### Exercise requirements
Whenever a line contains the string "Anèmia", copy it out of the entries.

### Input rows
───

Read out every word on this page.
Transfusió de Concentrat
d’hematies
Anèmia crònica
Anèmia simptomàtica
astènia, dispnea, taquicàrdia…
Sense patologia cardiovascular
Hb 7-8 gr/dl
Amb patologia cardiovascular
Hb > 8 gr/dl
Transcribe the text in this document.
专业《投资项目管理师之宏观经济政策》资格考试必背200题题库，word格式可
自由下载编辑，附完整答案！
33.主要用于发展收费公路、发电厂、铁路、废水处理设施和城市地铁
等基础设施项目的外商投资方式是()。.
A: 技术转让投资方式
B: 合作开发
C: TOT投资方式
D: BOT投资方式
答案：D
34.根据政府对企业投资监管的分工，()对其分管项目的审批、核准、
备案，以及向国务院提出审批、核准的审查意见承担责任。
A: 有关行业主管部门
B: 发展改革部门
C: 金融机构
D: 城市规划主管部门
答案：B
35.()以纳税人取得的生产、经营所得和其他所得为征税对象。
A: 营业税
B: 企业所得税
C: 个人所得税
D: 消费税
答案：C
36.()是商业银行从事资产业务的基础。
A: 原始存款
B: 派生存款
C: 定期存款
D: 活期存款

───

### Exercise answer
Anèmia crònica
Anèmia simptomàtica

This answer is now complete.